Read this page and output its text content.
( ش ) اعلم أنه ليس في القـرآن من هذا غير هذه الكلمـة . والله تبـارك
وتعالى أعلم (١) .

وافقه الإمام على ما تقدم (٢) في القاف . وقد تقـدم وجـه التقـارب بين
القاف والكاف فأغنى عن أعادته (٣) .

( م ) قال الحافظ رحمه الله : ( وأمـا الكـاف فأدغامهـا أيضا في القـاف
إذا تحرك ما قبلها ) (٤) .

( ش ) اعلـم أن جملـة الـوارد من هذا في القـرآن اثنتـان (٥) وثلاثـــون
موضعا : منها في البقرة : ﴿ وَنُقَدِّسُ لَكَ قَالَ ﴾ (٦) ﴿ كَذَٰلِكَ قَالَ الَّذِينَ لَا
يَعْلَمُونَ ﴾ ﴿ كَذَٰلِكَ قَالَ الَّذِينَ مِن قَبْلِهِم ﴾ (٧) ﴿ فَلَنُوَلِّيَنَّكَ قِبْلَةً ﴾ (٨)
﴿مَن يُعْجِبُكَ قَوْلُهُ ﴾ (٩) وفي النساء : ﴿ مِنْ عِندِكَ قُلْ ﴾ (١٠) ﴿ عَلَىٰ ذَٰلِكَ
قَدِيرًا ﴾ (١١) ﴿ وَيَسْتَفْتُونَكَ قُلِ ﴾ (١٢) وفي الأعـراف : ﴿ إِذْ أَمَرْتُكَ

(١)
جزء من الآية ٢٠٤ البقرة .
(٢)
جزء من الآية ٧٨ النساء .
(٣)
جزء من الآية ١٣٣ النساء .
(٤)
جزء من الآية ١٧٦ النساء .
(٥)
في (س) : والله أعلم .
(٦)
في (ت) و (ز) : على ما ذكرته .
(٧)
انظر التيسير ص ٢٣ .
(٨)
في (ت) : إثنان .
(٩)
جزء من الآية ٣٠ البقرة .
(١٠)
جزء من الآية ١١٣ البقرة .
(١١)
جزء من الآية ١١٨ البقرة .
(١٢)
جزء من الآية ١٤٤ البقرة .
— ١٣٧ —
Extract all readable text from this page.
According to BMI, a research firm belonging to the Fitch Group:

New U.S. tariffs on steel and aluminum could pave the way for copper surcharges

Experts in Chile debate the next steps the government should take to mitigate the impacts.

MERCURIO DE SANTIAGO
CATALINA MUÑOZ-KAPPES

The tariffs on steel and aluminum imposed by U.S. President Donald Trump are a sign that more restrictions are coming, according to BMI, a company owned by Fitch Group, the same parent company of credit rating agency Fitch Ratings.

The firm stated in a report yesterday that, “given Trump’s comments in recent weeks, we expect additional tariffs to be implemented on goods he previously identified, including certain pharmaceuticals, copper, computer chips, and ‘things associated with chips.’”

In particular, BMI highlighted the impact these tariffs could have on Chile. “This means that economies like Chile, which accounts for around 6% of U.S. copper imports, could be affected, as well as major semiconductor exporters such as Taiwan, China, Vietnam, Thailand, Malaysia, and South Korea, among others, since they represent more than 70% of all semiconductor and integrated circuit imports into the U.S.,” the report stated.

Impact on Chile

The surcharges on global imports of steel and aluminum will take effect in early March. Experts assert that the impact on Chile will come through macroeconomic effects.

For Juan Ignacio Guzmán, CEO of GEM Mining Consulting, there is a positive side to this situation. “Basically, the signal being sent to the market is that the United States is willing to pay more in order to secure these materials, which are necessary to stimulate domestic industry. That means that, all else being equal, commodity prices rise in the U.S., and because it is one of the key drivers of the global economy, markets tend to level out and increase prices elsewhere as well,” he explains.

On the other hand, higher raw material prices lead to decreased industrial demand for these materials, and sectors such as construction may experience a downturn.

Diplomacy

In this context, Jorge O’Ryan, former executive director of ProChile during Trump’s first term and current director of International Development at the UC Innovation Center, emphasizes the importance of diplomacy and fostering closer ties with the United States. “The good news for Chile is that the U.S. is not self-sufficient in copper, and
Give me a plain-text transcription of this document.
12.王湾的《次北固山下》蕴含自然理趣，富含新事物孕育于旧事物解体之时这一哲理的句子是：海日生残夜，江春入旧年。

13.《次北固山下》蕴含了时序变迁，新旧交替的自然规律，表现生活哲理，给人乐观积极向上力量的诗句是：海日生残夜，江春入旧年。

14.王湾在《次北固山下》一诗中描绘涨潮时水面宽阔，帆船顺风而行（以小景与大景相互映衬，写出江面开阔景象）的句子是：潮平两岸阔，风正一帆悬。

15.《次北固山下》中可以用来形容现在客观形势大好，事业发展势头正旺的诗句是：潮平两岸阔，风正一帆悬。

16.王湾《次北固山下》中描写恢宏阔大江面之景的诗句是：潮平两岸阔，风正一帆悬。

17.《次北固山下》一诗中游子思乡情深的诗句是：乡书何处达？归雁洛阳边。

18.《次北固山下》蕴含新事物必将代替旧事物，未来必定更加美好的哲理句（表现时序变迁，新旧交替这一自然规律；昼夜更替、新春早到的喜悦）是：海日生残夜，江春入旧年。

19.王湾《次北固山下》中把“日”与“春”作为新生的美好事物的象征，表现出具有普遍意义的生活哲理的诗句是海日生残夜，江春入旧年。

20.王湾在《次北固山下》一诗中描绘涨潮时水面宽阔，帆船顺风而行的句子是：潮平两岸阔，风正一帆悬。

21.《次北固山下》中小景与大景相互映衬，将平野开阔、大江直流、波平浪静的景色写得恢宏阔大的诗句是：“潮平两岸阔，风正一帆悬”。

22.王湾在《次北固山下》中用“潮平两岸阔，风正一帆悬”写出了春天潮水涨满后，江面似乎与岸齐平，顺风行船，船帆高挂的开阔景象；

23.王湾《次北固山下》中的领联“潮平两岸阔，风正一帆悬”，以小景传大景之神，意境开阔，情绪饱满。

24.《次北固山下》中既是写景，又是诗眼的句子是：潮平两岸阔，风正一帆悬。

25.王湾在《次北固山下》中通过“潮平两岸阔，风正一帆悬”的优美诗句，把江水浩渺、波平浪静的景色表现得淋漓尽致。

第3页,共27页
----------------
_Given exercise_
Copy out the whole listing exactly as written.

_Worked solution_
Read this page and output its text content.
( ش ) اعلم أنه ليس في القـرآن من هذا غير هذه الكلمـة . والله تبـارك
وتعالى أعلم (١) .

وافقه الإمام على ما تقدم (٢) في القاف . وقد تقـدم وجـه التقـارب بين
القاف والكاف فأغنى عن أعادته (٣) .

( م ) قال الحافظ رحمه الله : ( وأمـا الكـاف فأدغامهـا أيضا في القـاف
إذا تحرك ما قبلها ) (٤) .

( ش ) اعلـم أن جملـة الـوارد من هذا في القـرآن اثنتـان (٥) وثلاثـــون
موضعا : منها في البقرة : ﴿ وَنُقَدِّسُ لَكَ قَالَ ﴾ (٦) ﴿ كَذَٰلِكَ قَالَ الَّذِينَ لَا
يَعْلَمُونَ ﴾ ﴿ كَذَٰلِكَ قَالَ الَّذِينَ مِن قَبْلِهِم ﴾ (٧) ﴿ فَلَنُوَلِّيَنَّكَ قِبْلَةً ﴾ (٨)
﴿مَن يُعْجِبُكَ قَوْلُهُ ﴾ (٩) وفي النساء : ﴿ مِنْ عِندِكَ قُلْ ﴾ (١٠) ﴿ عَلَىٰ ذَٰلِكَ
قَدِيرًا ﴾ (١١) ﴿ وَيَسْتَفْتُونَكَ قُلِ ﴾ (١٢) وفي الأعـراف : ﴿ إِذْ أَمَرْتُكَ

(١)
جزء من الآية ٢٠٤ البقرة .
(٢)
جزء من الآية ٧٨ النساء .
(٣)
جزء من الآية ١٣٣ النساء .
(٤)
جزء من الآية ١٧٦ النساء .
(٥)
في (س) : والله أعلم .
(٦)
في (ت) و (ز) : على ما ذكرته .
(٧)
انظر التيسير ص ٢٣ .
(٨)
في (ت) : إثنان .
(٩)
جزء من الآية ٣٠ البقرة .
(١٠)
جزء من الآية ١١٣ البقرة .
(١١)
جزء من الآية ١١٨ البقرة .
(١٢)
جزء من الآية ١٤٤ البقرة .
— ١٣٧ —
Extract all readable text from this page.
According to BMI, a research firm belonging to the Fitch Group:

New U.S. tariffs on steel and aluminum could pave the way for copper surcharges

Experts in Chile debate the next steps the government should take to mitigate the impacts.

MERCURIO DE SANTIAGO
CATALINA MUÑOZ-KAPPES

The tariffs on steel and aluminum imposed by U.S. President Donald Trump are a sign that more restrictions are coming, according to BMI, a company owned by Fitch Group, the same parent company of credit rating agency Fitch Ratings.

The firm stated in a report yesterday that, “given Trump’s comments in recent weeks, we expect additional tariffs to be implemented on goods he previously identified, including certain pharmaceuticals, copper, computer chips, and ‘things associated with chips.’”

In particular, BMI highlighted the impact these tariffs could have on Chile. “This means that economies like Chile, which accounts for around 6% of U.S. copper imports, could be affected, as well as major semiconductor exporters such as Taiwan, China, Vietnam, Thailand, Malaysia, and South Korea, among others, since they represent more than 70% of all semiconductor and integrated circuit imports into the U.S.,” the report stated.

Impact on Chile

The surcharges on global imports of steel and aluminum will take effect in early March. Experts assert that the impact on Chile will come through macroeconomic effects.

For Juan Ignacio Guzmán, CEO of GEM Mining Consulting, there is a positive side to this situation. “Basically, the signal being sent to the market is that the United States is willing to pay more in order to secure these materials, which are necessary to stimulate domestic industry. That means that, all else being equal, commodity prices rise in the U.S., and because it is one of the key drivers of the global economy, markets tend to level out and increase prices elsewhere as well,” he explains.

On the other hand, higher raw material prices lead to decreased industrial demand for these materials, and sectors such as construction may experience a downturn.

Diplomacy

In this context, Jorge O’Ryan, former executive director of ProChile during Trump’s first term and current director of International Development at the UC Innovation Center, emphasizes the importance of diplomacy and fostering closer ties with the United States. “The good news for Chile is that the U.S. is not self-sufficient in copper, and
Give me a plain-text transcription of this document.
12.王湾的《次北固山下》蕴含自然理趣，富含新事物孕育于旧事物解体之时这一哲理的句子是：海日生残夜，江春入旧年。

13.《次北固山下》蕴含了时序变迁，新旧交替的自然规律，表现生活哲理，给人乐观积极向上力量的诗句是：海日生残夜，江春入旧年。

14.王湾在《次北固山下》一诗中描绘涨潮时水面宽阔，帆船顺风而行（以小景与大景相互映衬，写出江面开阔景象）的句子是：潮平两岸阔，风正一帆悬。

15.《次北固山下》中可以用来形容现在客观形势大好，事业发展势头正旺的诗句是：潮平两岸阔，风正一帆悬。

16.王湾《次北固山下》中描写恢宏阔大江面之景的诗句是：潮平两岸阔，风正一帆悬。

17.《次北固山下》一诗中游子思乡情深的诗句是：乡书何处达？归雁洛阳边。

18.《次北固山下》蕴含新事物必将代替旧事物，未来必定更加美好的哲理句（表现时序变迁，新旧交替这一自然规律；昼夜更替、新春早到的喜悦）是：海日生残夜，江春入旧年。

19.王湾《次北固山下》中把“日”与“春”作为新生的美好事物的象征，表现出具有普遍意义的生活哲理的诗句是海日生残夜，江春入旧年。

20.王湾在《次北固山下》一诗中描绘涨潮时水面宽阔，帆船顺风而行的句子是：潮平两岸阔，风正一帆悬。

21.《次北固山下》中小景与大景相互映衬，将平野开阔、大江直流、波平浪静的景色写得恢宏阔大的诗句是：“潮平两岸阔，风正一帆悬”。

22.王湾在《次北固山下》中用“潮平两岸阔，风正一帆悬”写出了春天潮水涨满后，江面似乎与岸齐平，顺风行船，船帆高挂的开阔景象；

23.王湾《次北固山下》中的领联“潮平两岸阔，风正一帆悬”，以小景传大景之神，意境开阔，情绪饱满。

24.《次北固山下》中既是写景，又是诗眼的句子是：潮平两岸阔，风正一帆悬。

25.王湾在《次北固山下》中通过“潮平两岸阔，风正一帆悬”的优美诗句，把江水浩渺、波平浪静的景色表现得淋漓尽致。

第3页,共27页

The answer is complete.